►
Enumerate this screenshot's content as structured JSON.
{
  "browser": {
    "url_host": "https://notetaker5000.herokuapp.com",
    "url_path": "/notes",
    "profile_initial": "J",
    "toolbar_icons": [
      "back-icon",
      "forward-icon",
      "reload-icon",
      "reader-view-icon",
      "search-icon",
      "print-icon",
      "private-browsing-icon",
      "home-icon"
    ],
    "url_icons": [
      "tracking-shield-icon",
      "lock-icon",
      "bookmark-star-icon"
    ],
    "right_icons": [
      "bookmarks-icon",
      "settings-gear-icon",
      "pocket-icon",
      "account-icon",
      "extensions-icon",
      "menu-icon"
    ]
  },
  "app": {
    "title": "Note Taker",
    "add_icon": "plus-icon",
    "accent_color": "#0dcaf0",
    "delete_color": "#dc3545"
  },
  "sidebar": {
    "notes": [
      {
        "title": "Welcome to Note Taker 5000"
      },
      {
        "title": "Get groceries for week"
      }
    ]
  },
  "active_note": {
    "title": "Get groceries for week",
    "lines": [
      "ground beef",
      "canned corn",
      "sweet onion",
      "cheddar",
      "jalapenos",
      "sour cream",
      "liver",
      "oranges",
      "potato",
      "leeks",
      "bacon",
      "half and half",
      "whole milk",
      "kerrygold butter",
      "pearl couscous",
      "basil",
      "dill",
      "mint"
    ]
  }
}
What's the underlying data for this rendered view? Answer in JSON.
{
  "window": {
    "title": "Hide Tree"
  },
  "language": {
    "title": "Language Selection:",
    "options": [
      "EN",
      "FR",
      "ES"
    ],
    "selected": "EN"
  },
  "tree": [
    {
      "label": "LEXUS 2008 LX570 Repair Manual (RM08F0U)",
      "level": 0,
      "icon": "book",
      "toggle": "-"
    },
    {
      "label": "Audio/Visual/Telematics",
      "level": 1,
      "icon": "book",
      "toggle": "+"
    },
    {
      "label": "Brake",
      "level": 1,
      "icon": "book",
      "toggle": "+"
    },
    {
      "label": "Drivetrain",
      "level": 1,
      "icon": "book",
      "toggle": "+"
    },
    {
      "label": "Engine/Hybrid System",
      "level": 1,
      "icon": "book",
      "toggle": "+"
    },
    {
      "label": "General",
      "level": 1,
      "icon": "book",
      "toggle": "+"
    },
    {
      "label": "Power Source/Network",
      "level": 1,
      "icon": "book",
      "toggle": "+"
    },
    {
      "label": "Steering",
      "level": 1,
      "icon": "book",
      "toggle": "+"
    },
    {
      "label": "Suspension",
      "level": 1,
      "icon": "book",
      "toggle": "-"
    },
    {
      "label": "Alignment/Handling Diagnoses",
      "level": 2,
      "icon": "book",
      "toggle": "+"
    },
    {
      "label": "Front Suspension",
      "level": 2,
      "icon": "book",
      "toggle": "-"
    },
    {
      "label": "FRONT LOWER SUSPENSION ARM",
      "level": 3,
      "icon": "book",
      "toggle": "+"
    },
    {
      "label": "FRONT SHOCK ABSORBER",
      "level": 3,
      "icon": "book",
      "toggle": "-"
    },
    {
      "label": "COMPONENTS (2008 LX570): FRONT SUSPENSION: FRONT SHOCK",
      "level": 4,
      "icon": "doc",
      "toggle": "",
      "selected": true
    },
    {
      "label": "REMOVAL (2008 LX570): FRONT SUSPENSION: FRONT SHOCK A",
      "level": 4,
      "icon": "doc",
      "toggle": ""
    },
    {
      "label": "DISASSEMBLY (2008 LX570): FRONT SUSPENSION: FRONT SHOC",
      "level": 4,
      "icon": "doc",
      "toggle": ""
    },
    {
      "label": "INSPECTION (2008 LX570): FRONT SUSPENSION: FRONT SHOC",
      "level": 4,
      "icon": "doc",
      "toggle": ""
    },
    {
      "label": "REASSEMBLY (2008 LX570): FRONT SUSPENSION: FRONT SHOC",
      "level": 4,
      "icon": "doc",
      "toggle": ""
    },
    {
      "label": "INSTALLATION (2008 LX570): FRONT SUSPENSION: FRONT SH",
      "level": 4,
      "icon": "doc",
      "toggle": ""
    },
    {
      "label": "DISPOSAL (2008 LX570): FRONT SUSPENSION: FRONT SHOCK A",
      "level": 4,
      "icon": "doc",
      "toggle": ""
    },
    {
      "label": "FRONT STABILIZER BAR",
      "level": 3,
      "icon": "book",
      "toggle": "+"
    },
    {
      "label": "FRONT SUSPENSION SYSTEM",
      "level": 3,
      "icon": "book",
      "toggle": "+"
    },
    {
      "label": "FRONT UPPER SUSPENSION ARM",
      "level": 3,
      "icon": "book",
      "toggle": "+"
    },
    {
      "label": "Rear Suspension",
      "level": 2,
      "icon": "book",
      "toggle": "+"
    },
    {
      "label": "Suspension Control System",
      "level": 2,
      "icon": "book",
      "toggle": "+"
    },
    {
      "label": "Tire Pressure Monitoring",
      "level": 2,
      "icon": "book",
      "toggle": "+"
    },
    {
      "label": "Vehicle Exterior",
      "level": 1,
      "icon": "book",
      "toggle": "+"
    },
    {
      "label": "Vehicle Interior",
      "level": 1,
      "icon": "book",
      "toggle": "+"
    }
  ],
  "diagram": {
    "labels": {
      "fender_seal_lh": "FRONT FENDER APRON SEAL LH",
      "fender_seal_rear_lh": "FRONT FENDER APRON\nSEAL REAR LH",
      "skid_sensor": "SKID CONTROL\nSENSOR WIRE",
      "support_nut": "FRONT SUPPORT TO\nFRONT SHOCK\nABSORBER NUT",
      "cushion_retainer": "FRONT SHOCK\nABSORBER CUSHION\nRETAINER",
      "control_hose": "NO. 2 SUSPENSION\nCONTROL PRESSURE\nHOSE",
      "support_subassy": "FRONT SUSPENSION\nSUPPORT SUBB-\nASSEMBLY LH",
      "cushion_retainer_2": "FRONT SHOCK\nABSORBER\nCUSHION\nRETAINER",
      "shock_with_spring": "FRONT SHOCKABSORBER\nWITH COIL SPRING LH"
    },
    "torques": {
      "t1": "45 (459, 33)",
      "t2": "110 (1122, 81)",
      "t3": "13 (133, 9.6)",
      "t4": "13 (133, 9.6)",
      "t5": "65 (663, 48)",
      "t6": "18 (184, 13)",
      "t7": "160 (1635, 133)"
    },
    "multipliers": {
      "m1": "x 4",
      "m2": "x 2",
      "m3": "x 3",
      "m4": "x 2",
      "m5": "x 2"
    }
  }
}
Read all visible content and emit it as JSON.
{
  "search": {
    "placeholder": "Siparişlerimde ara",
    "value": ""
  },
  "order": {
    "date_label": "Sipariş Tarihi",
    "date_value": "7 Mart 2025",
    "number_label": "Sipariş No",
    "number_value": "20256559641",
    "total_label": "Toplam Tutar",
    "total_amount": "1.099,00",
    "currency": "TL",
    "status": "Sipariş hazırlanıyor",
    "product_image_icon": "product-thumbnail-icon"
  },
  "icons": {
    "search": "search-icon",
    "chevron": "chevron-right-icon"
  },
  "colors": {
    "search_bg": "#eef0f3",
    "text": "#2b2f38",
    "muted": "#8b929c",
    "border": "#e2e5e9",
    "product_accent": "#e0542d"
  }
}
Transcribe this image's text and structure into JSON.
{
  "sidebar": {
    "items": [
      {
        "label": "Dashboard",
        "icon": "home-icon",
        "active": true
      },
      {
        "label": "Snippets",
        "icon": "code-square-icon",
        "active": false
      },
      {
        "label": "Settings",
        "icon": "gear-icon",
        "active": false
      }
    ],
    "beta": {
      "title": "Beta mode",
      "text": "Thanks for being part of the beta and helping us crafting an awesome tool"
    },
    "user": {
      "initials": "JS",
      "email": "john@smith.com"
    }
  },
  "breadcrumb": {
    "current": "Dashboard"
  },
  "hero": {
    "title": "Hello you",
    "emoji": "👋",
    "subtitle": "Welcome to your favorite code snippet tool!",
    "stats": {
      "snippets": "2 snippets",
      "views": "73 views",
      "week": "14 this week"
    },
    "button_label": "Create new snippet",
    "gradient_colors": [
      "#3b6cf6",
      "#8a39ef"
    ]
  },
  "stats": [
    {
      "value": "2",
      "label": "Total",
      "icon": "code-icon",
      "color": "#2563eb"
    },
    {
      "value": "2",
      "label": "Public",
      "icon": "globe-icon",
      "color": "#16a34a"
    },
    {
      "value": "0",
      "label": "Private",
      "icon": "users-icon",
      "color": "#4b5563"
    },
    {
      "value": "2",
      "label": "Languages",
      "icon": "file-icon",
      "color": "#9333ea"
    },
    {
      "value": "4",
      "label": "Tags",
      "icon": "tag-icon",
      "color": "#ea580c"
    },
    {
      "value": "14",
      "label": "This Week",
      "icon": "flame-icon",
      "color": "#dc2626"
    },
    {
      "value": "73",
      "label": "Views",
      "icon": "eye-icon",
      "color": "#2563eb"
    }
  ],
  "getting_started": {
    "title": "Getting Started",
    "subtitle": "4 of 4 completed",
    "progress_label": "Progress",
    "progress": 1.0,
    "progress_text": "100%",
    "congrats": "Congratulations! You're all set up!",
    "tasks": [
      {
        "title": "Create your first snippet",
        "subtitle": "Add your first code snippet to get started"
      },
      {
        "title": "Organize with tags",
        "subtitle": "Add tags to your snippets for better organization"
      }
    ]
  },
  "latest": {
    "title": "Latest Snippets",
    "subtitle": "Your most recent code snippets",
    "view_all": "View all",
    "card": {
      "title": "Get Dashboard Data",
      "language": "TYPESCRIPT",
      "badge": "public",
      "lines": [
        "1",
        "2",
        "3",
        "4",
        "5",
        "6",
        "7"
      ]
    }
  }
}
◄
Short task: In the listing above, how many lines include the word "Create"? Answer with the number and nothing more.

The completed task: 2